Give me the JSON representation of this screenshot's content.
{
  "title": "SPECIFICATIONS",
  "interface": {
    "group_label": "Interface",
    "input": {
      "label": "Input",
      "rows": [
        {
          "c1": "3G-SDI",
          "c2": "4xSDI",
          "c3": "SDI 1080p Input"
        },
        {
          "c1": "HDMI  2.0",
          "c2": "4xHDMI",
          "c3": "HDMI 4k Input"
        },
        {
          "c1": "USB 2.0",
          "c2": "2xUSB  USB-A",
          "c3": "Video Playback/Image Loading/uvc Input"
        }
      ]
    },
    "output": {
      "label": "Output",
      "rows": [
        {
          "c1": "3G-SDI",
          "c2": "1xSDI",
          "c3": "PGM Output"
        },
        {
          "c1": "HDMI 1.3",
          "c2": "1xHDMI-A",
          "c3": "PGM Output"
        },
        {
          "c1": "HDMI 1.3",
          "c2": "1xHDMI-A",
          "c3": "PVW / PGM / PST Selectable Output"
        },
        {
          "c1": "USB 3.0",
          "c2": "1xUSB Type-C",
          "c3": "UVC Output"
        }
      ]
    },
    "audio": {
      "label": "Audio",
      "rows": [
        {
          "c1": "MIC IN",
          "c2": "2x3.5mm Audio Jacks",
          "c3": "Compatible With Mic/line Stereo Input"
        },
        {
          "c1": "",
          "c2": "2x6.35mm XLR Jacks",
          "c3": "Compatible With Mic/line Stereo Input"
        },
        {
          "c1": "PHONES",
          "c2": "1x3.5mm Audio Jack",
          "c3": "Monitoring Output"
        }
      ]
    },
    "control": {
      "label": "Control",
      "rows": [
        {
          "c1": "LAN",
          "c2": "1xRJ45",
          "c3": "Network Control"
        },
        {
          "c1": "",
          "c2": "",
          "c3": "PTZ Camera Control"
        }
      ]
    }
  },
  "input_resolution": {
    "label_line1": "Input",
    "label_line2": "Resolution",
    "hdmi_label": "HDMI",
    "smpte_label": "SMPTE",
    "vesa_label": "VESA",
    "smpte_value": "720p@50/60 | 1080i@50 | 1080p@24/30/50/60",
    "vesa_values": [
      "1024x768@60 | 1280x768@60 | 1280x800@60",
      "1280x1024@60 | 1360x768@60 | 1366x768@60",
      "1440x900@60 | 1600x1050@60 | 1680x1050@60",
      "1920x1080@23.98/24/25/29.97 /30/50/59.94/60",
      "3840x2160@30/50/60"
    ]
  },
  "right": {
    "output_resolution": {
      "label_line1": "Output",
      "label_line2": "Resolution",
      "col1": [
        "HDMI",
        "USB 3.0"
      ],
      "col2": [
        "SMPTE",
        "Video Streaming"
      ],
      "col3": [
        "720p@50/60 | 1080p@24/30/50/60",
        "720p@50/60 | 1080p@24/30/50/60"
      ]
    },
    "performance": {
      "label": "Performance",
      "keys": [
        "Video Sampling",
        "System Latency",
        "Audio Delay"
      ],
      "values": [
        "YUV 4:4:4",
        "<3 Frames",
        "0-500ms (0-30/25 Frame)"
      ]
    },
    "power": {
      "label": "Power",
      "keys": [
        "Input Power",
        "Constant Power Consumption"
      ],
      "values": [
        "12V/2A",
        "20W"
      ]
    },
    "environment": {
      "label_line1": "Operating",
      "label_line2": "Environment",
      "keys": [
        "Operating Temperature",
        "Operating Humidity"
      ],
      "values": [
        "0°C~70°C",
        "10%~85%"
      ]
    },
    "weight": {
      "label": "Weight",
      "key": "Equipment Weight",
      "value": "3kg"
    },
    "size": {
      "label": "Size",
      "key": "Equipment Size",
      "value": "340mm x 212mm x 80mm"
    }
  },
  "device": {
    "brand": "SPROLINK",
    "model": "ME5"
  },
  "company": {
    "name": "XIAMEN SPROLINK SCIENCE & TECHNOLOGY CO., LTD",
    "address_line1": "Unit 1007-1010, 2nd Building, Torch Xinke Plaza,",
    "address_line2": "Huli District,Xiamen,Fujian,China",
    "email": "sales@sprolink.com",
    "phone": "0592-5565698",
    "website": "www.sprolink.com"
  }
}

* [GOAL]: Return the material exactly as it stands.

* [FULL RESPONSE]:
Give me the JSON representation of this screenshot's content.
{
  "title": "SPECIFICATIONS",
  "interface": {
    "group_label": "Interface",
    "input": {
      "label": "Input",
      "rows": [
        {
          "c1": "3G-SDI",
          "c2": "4xSDI",
          "c3": "SDI 1080p Input"
        },
        {
          "c1": "HDMI  2.0",
          "c2": "4xHDMI",
          "c3": "HDMI 4k Input"
        },
        {
          "c1": "USB 2.0",
          "c2": "2xUSB  USB-A",
          "c3": "Video Playback/Image Loading/uvc Input"
        }
      ]
    },
    "output": {
      "label": "Output",
      "rows": [
        {
          "c1": "3G-SDI",
          "c2": "1xSDI",
          "c3": "PGM Output"
        },
        {
          "c1": "HDMI 1.3",
          "c2": "1xHDMI-A",
          "c3": "PGM Output"
        },
        {
          "c1": "HDMI 1.3",
          "c2": "1xHDMI-A",
          "c3": "PVW / PGM / PST Selectable Output"
        },
        {
          "c1": "USB 3.0",
          "c2": "1xUSB Type-C",
          "c3": "UVC Output"
        }
      ]
    },
    "audio": {
      "label": "Audio",
      "rows": [
        {
          "c1": "MIC IN",
          "c2": "2x3.5mm Audio Jacks",
          "c3": "Compatible With Mic/line Stereo Input"
        },
        {
          "c1": "",
          "c2": "2x6.35mm XLR Jacks",
          "c3": "Compatible With Mic/line Stereo Input"
        },
        {
          "c1": "PHONES",
          "c2": "1x3.5mm Audio Jack",
          "c3": "Monitoring Output"
        }
      ]
    },
    "control": {
      "label": "Control",
      "rows": [
        {
          "c1": "LAN",
          "c2": "1xRJ45",
          "c3": "Network Control"
        },
        {
          "c1": "",
          "c2": "",
          "c3": "PTZ Camera Control"
        }
      ]
    }
  },
  "input_resolution": {
    "label_line1": "Input",
    "label_line2": "Resolution",
    "hdmi_label": "HDMI",
    "smpte_label": "SMPTE",
    "vesa_label": "VESA",
    "smpte_value": "720p@50/60 | 1080i@50 | 1080p@24/30/50/60",
    "vesa_values": [
      "1024x768@60 | 1280x768@60 | 1280x800@60",
      "1280x1024@60 | 1360x768@60 | 1366x768@60",
      "1440x900@60 | 1600x1050@60 | 1680x1050@60",
      "1920x1080@23.98/24/25/29.97 /30/50/59.94/60",
      "3840x2160@30/50/60"
    ]
  },
  "right": {
    "output_resolution": {
      "label_line1": "Output",
      "label_line2": "Resolution",
      "col1": [
        "HDMI",
        "USB 3.0"
      ],
      "col2": [
        "SMPTE",
        "Video Streaming"
      ],
      "col3": [
        "720p@50/60 | 1080p@24/30/50/60",
        "720p@50/60 | 1080p@24/30/50/60"
      ]
    },
    "performance": {
      "label": "Performance",
      "keys": [
        "Video Sampling",
        "System Latency",
        "Audio Delay"
      ],
      "values": [
        "YUV 4:4:4",
        "<3 Frames",
        "0-500ms (0-30/25 Frame)"
      ]
    },
    "power": {
      "label": "Power",
      "keys": [
        "Input Power",
        "Constant Power Consumption"
      ],
      "values": [
        "12V/2A",
        "20W"
      ]
    },
    "environment": {
      "label_line1": "Operating",
      "label_line2": "Environment",
      "keys": [
        "Operating Temperature",
        "Operating Humidity"
      ],
      "values": [
        "0°C~70°C",
        "10%~85%"
      ]
    },
    "weight": {
      "label": "Weight",
      "key": "Equipment Weight",
      "value": "3kg"
    },
    "size": {
      "label": "Size",
      "key": "Equipment Size",
      "value": "340mm x 212mm x 80mm"
    }
  },
  "device": {
    "brand": "SPROLINK",
    "model": "ME5"
  },
  "company": {
    "name": "XIAMEN SPROLINK SCIENCE & TECHNOLOGY CO., LTD",
    "address_line1": "Unit 1007-1010, 2nd Building, Torch Xinke Plaza,",
    "address_line2": "Huli District,Xiamen,Fujian,China",
    "email": "sales@sprolink.com",
    "phone": "0592-5565698",
    "website": "www.sprolink.com"
  }
}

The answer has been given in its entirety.